• Exercise goal: Copy every line with the string "this" in it.

::: Data shown

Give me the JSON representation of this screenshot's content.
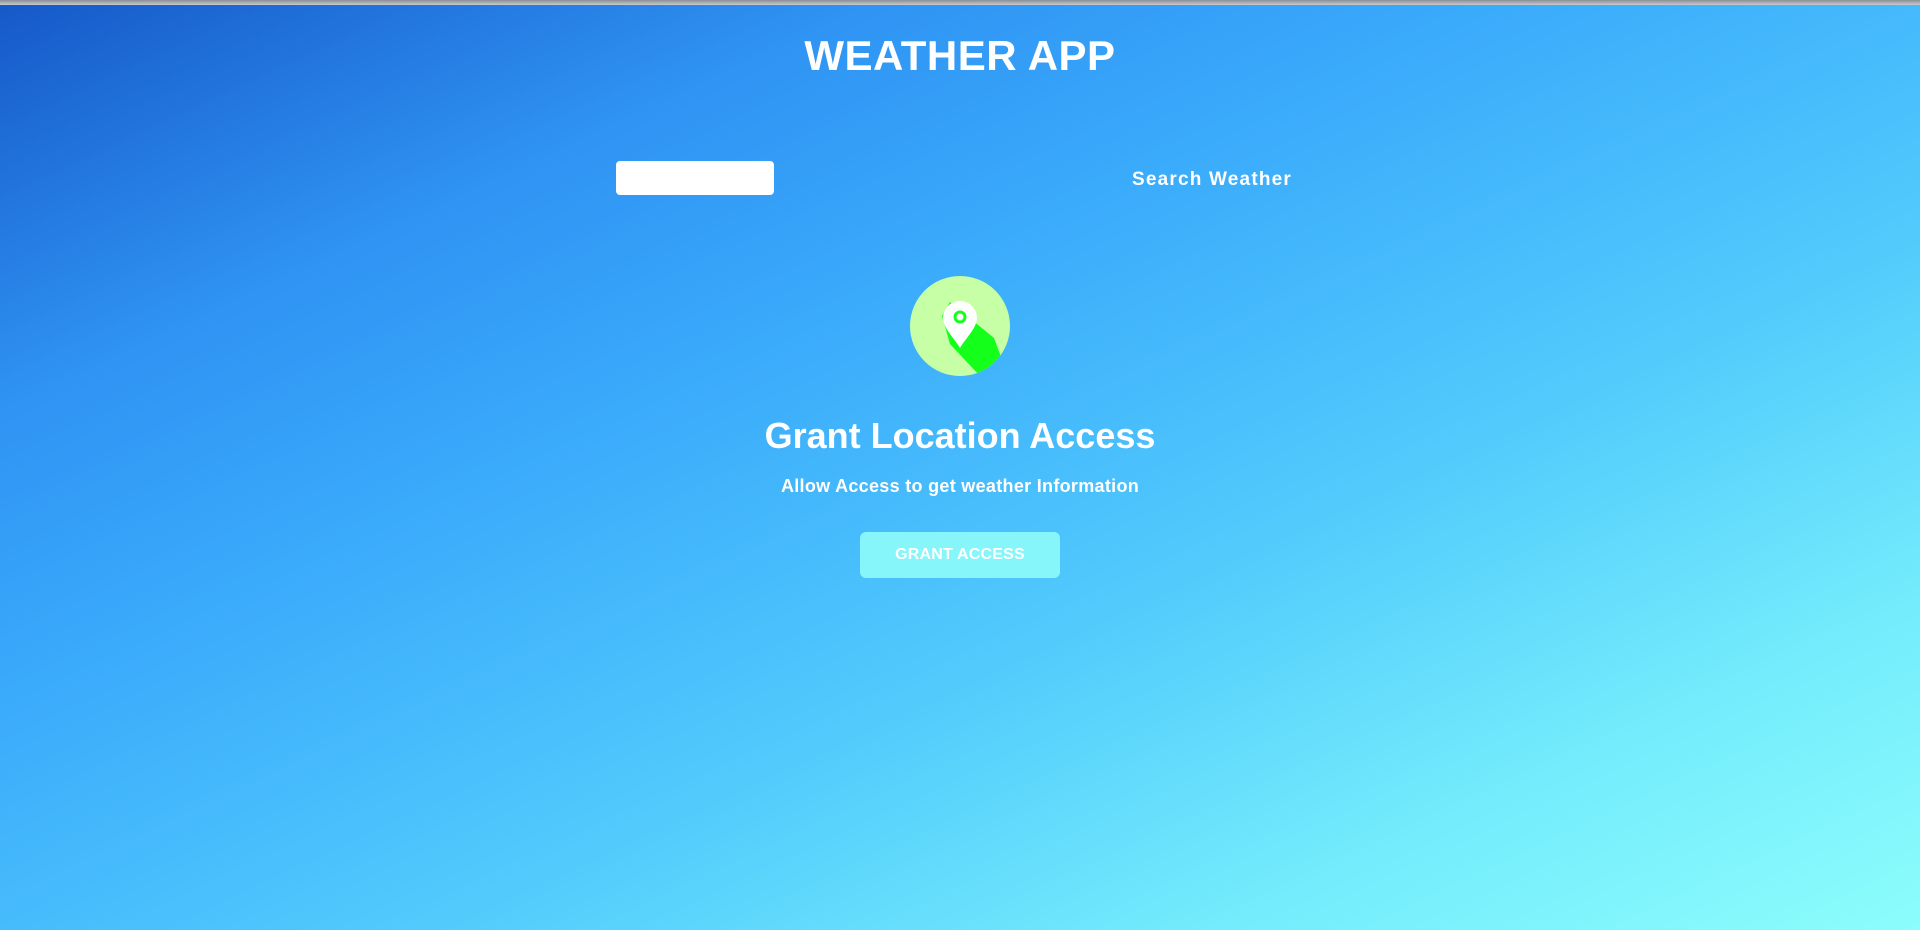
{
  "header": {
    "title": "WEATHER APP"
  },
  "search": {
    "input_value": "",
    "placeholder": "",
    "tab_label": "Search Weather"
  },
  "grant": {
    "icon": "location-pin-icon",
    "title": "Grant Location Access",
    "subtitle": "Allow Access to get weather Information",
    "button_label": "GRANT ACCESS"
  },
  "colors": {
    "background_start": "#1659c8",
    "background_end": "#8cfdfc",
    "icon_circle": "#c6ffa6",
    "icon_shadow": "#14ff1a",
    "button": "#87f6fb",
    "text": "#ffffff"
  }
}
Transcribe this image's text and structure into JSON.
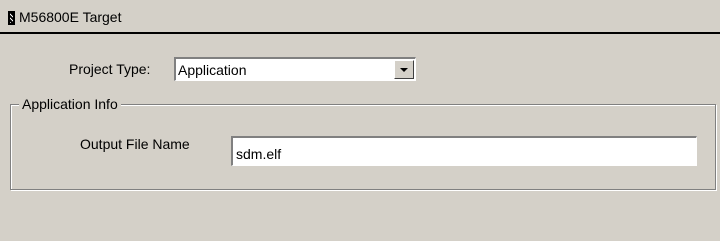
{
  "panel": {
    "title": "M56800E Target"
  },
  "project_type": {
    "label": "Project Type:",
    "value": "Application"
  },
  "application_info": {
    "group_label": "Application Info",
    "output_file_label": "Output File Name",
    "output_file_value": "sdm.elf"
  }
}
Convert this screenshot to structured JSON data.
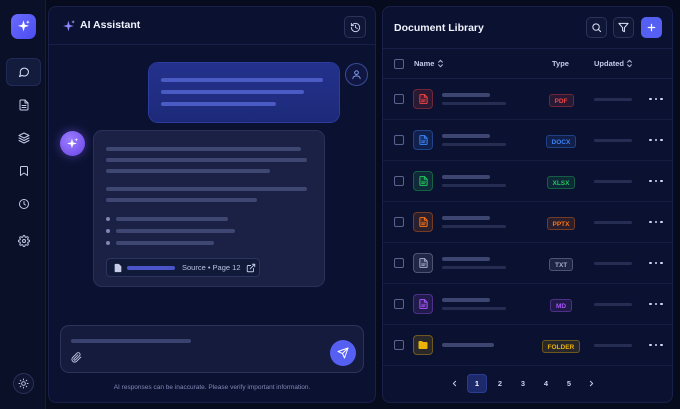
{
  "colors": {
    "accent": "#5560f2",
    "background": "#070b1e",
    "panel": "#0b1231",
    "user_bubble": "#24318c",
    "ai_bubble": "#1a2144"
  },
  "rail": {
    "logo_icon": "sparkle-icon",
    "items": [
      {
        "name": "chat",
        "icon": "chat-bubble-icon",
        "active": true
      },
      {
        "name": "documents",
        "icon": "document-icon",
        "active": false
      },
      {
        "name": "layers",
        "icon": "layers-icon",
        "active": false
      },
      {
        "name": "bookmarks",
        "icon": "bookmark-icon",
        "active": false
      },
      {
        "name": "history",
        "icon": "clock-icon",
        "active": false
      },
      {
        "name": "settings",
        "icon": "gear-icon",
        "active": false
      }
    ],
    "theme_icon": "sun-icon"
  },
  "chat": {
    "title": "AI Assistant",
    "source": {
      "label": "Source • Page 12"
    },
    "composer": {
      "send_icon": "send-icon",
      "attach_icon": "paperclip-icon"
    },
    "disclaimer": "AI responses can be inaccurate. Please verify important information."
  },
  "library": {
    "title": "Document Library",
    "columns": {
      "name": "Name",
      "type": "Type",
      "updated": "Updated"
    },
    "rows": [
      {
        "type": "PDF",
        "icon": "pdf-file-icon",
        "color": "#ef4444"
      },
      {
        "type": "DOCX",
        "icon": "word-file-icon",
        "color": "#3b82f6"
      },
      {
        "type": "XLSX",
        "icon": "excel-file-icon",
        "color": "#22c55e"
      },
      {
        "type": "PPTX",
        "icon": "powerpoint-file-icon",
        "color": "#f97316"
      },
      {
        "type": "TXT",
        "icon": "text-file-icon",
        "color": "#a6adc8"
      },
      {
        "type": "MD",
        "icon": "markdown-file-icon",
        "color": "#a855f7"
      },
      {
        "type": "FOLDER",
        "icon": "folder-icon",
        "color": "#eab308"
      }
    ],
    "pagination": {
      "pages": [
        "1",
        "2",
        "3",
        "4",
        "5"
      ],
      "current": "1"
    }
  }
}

::::::
::: Data shown

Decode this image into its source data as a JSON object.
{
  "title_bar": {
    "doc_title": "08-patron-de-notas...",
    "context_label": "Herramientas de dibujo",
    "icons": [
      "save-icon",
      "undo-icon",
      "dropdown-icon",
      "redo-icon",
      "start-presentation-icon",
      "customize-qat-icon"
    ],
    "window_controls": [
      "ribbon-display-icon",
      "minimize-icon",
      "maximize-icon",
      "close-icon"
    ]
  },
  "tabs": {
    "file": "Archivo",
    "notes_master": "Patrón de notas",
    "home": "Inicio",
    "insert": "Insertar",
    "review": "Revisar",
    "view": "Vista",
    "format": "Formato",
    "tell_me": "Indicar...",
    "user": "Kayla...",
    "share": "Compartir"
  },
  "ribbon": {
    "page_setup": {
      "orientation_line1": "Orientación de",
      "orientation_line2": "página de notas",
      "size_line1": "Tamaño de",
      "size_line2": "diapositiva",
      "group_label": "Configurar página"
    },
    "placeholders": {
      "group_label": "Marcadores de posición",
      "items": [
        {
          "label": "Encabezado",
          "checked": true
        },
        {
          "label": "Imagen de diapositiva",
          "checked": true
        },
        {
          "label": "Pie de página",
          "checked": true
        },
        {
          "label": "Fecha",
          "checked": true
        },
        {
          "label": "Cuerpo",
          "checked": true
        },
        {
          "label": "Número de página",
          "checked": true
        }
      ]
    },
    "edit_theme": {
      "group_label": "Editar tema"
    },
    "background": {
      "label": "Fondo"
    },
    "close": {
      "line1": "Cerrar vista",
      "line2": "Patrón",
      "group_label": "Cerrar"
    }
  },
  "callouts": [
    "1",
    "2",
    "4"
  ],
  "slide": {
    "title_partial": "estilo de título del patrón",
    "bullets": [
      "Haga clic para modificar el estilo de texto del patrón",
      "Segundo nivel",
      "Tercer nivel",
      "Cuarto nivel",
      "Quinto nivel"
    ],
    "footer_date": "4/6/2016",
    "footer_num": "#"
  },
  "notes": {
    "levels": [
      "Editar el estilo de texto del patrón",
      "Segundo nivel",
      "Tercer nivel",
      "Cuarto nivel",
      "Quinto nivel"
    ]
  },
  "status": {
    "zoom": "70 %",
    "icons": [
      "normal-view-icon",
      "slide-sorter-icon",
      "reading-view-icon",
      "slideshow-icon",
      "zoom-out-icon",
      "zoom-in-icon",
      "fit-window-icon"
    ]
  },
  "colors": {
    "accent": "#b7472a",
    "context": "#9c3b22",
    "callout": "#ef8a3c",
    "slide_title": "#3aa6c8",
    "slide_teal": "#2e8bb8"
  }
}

::::::
::: Data shown

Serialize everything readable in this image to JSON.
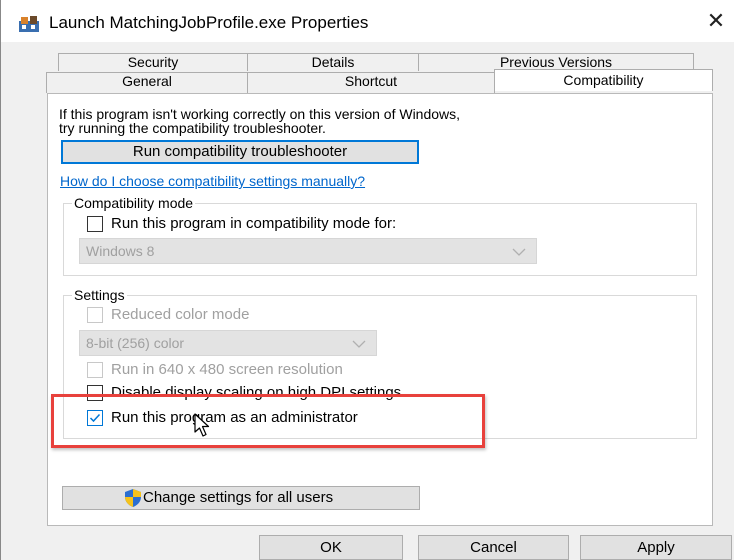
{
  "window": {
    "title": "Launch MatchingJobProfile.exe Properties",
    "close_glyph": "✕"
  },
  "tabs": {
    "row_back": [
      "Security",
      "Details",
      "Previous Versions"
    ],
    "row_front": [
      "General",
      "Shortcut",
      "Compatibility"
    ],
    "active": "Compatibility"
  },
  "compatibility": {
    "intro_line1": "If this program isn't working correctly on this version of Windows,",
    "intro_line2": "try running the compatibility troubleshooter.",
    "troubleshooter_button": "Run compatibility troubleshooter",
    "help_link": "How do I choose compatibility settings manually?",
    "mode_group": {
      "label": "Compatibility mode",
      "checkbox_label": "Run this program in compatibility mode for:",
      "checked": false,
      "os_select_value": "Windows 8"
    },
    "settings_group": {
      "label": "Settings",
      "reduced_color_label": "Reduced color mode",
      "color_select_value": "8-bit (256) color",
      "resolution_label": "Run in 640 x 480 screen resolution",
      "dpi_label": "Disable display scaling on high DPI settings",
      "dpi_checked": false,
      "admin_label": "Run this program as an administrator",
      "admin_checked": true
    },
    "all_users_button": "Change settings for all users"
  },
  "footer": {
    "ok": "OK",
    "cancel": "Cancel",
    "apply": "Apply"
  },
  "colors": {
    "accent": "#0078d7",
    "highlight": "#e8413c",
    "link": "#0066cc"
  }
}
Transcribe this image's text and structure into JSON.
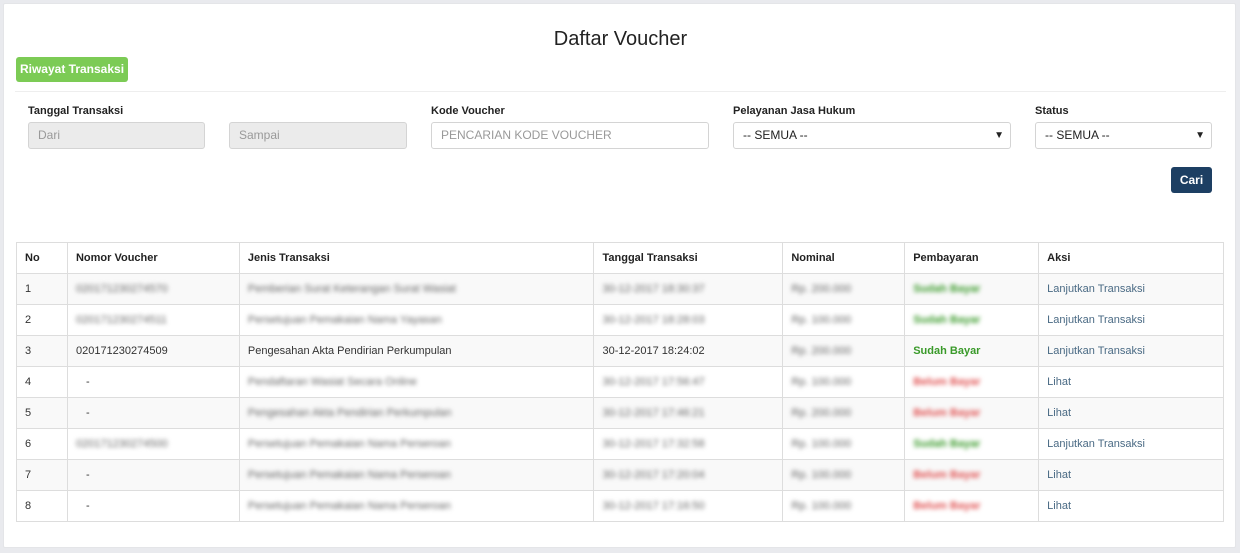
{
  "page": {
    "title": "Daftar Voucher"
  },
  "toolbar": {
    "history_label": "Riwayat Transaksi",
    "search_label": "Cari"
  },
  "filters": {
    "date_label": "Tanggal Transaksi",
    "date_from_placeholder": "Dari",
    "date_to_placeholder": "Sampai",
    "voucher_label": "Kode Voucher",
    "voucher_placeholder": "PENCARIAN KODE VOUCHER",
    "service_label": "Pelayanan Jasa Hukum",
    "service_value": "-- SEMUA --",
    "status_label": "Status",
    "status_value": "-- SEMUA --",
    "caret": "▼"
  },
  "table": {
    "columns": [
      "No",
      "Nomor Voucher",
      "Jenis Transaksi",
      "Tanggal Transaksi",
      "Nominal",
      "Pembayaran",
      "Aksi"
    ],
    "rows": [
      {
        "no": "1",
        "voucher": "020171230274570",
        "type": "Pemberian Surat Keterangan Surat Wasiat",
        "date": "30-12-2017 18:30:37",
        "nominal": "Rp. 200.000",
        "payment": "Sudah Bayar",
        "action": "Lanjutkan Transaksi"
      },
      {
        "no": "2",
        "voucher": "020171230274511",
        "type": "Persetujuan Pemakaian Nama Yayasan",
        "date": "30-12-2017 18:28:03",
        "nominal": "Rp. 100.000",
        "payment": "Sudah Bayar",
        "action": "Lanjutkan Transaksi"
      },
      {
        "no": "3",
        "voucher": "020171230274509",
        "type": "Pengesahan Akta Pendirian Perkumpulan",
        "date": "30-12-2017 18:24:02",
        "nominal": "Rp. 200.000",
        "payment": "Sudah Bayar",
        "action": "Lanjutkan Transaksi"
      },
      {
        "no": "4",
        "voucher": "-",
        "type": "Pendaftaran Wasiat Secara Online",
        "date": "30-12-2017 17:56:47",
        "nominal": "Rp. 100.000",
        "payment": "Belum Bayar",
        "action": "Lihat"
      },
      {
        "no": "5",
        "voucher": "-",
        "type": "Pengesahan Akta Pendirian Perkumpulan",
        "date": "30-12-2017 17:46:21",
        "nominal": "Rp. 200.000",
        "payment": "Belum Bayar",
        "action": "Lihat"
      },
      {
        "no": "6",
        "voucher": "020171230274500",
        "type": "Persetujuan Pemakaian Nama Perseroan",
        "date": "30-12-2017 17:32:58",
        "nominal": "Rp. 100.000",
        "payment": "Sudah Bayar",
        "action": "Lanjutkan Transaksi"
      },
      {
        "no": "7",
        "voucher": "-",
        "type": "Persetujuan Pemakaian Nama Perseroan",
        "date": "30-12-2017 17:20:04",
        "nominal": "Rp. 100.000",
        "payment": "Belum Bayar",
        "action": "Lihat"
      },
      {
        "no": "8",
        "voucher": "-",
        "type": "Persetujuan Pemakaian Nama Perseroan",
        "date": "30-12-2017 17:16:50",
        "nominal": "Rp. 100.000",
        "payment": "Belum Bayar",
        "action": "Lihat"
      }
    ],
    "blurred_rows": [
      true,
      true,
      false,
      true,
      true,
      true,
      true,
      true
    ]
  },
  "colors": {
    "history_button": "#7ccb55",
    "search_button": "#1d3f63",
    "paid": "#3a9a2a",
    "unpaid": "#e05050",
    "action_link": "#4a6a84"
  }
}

::::::

• The solution:
Give me the JSON representation of this screenshot's content.
Transcribe this image's text and structure into JSON.
Convert this screenshot to structured JSON data.
Decode this image into its source data as a JSON object.
Serialize everything readable in this image to JSON.
    "intro_line1": "If this program isn't working correctly on this version of Windows,",
      "checkbox_label": "Run this program in compatibility mode for:",
      "admin_label": "Run this program as an administrator",
Transcribe this image's text and structure into JSON.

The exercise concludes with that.